### What you should do
Pull out every line with the word "地理信息系统" from the entries below.

******************************

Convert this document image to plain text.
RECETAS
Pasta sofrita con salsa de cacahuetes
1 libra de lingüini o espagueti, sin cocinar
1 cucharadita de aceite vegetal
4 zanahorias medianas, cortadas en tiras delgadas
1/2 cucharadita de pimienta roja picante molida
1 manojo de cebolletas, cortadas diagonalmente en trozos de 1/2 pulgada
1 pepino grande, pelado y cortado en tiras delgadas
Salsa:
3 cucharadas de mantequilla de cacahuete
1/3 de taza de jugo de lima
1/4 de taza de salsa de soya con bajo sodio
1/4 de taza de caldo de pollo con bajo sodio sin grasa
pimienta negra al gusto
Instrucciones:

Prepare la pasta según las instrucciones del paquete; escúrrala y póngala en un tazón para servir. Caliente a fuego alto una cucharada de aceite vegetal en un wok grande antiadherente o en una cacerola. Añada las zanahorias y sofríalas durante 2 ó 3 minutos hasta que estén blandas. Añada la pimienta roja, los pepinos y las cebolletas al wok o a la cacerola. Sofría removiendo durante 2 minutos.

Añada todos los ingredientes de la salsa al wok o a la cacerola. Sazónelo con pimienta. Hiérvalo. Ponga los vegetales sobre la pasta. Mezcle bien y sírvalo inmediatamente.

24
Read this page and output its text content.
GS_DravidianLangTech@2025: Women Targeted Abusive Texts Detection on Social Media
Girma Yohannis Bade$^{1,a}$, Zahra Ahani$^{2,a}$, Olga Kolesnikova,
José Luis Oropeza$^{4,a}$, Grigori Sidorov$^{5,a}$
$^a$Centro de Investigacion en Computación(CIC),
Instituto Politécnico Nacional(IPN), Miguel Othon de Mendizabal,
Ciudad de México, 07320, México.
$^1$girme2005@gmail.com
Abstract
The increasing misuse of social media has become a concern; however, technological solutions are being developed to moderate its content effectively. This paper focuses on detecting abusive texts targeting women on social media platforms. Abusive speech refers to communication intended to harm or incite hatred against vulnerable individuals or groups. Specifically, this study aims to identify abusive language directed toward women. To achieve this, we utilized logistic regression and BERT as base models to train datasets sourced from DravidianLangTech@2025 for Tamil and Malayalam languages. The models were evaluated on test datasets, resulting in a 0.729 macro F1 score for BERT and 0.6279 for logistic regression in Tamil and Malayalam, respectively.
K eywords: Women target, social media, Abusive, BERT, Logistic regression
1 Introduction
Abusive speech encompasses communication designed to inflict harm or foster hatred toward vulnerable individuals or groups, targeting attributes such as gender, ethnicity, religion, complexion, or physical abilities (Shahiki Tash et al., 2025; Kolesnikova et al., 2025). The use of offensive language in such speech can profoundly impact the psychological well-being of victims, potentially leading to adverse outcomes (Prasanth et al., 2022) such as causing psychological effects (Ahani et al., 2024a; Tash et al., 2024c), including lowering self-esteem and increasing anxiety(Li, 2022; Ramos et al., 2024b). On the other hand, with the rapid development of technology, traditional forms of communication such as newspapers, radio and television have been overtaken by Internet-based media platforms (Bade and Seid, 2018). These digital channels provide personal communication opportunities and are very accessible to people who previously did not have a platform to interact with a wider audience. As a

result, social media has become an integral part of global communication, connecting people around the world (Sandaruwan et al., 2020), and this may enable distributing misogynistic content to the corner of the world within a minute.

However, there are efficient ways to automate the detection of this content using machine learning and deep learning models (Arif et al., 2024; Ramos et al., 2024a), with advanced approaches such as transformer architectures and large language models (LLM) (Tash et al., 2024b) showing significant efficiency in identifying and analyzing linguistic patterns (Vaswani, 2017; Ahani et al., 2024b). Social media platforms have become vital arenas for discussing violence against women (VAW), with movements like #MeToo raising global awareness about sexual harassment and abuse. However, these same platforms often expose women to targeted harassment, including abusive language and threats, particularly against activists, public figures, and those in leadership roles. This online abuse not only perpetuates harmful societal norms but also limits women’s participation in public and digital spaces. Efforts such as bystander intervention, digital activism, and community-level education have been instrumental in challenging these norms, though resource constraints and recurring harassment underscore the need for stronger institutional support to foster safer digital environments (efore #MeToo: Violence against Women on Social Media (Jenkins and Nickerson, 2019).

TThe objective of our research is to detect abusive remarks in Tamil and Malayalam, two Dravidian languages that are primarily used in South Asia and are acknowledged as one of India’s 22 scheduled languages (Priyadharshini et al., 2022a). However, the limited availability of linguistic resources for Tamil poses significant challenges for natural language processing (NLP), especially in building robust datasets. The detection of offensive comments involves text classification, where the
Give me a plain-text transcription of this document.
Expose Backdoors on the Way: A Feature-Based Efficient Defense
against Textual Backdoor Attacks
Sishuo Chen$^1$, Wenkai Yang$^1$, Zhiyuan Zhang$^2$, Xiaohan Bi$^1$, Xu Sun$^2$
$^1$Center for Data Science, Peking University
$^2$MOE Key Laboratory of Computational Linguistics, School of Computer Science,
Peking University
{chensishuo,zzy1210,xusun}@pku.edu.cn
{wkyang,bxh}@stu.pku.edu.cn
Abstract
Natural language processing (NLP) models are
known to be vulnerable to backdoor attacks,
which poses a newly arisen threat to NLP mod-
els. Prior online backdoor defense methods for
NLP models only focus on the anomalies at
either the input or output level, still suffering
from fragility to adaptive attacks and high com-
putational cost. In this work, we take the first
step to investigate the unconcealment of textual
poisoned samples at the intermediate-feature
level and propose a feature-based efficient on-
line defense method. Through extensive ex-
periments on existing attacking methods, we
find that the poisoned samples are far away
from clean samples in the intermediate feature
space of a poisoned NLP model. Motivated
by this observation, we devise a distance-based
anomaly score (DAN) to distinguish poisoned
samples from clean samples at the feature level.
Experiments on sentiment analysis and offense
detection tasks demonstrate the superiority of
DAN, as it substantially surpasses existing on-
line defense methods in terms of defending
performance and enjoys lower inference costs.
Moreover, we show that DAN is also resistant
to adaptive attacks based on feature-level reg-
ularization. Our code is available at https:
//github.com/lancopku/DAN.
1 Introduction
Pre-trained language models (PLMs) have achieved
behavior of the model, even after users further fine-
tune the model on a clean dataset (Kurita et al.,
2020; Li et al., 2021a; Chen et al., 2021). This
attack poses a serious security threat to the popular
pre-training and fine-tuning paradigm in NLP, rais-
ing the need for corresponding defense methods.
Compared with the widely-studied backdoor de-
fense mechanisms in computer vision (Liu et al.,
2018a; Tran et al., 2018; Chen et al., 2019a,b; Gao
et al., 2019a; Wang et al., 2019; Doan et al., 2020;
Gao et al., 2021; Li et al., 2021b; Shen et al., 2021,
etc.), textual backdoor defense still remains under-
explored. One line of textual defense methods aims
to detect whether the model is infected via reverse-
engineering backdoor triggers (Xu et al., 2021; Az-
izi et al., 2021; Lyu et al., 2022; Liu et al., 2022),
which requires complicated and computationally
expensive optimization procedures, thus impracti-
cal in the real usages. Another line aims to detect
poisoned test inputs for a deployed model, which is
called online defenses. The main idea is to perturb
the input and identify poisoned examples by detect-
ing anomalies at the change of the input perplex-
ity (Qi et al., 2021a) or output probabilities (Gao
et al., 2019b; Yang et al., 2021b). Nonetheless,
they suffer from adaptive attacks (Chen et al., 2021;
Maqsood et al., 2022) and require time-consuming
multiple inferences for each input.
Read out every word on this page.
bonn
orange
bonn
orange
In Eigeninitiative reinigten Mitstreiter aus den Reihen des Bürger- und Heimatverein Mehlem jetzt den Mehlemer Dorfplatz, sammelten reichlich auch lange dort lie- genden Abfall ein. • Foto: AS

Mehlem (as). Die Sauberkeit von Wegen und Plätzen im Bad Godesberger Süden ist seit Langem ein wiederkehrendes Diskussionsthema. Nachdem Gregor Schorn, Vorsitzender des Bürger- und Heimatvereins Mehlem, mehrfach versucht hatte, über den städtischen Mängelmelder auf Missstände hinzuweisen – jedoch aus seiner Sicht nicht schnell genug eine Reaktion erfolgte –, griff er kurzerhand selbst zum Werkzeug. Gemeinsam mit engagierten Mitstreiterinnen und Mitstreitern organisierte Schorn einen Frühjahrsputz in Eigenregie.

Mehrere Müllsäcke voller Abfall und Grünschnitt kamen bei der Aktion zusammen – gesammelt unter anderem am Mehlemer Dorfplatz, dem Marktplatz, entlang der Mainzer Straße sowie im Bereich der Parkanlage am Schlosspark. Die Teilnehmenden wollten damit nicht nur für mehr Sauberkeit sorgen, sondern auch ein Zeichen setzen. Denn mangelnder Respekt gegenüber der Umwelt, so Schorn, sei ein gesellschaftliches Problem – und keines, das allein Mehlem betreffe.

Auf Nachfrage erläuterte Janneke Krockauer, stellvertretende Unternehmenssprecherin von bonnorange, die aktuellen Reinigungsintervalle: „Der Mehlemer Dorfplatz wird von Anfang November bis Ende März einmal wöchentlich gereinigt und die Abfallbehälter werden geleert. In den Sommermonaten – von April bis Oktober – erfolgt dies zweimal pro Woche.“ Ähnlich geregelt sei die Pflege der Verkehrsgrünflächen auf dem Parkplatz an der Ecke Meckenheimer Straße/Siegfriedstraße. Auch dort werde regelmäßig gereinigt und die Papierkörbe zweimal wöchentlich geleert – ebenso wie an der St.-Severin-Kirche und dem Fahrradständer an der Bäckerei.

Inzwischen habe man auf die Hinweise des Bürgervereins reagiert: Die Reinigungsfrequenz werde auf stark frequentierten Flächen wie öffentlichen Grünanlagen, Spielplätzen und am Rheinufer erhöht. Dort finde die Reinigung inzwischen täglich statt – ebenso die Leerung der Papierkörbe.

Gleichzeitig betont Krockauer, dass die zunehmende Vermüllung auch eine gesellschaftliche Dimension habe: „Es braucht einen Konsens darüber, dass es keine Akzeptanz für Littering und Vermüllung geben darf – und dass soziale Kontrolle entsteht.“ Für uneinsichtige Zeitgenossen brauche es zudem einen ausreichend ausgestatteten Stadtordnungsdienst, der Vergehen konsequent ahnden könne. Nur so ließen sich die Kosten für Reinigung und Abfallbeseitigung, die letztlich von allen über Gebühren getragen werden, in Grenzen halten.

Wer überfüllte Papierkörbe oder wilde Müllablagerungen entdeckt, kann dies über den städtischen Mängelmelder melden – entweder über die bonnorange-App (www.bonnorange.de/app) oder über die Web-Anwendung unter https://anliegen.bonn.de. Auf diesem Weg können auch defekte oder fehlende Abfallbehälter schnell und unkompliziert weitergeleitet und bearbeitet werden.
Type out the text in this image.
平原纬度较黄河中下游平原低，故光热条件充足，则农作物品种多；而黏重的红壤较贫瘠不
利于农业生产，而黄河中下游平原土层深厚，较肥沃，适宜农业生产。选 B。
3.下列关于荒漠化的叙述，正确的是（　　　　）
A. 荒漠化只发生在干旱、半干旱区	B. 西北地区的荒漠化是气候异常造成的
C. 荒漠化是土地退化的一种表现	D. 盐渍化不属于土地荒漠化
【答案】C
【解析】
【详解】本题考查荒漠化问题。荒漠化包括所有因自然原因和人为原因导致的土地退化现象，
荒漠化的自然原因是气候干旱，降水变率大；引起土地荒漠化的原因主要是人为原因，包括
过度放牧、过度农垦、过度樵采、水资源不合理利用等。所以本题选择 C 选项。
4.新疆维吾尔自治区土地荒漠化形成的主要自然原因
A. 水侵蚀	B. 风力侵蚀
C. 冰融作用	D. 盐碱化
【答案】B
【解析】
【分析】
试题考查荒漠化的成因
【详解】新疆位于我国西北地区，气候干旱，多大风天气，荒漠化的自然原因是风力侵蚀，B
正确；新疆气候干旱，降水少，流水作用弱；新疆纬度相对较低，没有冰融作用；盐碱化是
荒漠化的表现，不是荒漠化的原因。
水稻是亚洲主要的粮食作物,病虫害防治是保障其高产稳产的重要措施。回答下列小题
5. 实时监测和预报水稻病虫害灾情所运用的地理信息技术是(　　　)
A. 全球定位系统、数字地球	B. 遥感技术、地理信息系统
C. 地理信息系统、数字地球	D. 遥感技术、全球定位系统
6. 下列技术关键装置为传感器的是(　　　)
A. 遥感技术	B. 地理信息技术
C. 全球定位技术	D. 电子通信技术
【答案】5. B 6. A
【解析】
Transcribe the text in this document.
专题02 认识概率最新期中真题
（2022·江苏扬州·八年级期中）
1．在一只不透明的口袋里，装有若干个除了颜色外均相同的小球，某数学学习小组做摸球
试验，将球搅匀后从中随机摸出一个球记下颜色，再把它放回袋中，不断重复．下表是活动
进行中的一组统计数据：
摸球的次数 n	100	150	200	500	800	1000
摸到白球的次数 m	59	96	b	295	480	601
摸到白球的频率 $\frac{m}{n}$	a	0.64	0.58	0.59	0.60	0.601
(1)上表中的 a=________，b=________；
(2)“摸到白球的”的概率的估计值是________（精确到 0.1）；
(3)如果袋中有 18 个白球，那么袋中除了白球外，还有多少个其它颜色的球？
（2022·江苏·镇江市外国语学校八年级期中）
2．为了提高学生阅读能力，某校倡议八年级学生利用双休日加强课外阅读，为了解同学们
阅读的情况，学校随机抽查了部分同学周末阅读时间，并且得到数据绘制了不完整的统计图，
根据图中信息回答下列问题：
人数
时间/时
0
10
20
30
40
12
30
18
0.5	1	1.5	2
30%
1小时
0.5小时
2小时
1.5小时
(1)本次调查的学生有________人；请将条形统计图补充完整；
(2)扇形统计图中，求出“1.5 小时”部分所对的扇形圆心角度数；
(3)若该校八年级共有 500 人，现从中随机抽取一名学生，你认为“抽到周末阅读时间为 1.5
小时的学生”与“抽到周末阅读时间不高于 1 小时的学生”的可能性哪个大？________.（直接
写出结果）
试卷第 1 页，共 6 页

******************************

### Correct output
A. 全球定位系统、数字地球	B. 遥感技术、地理信息系统
C. 地理信息系统、数字地球	D. 遥感技术、全球定位系统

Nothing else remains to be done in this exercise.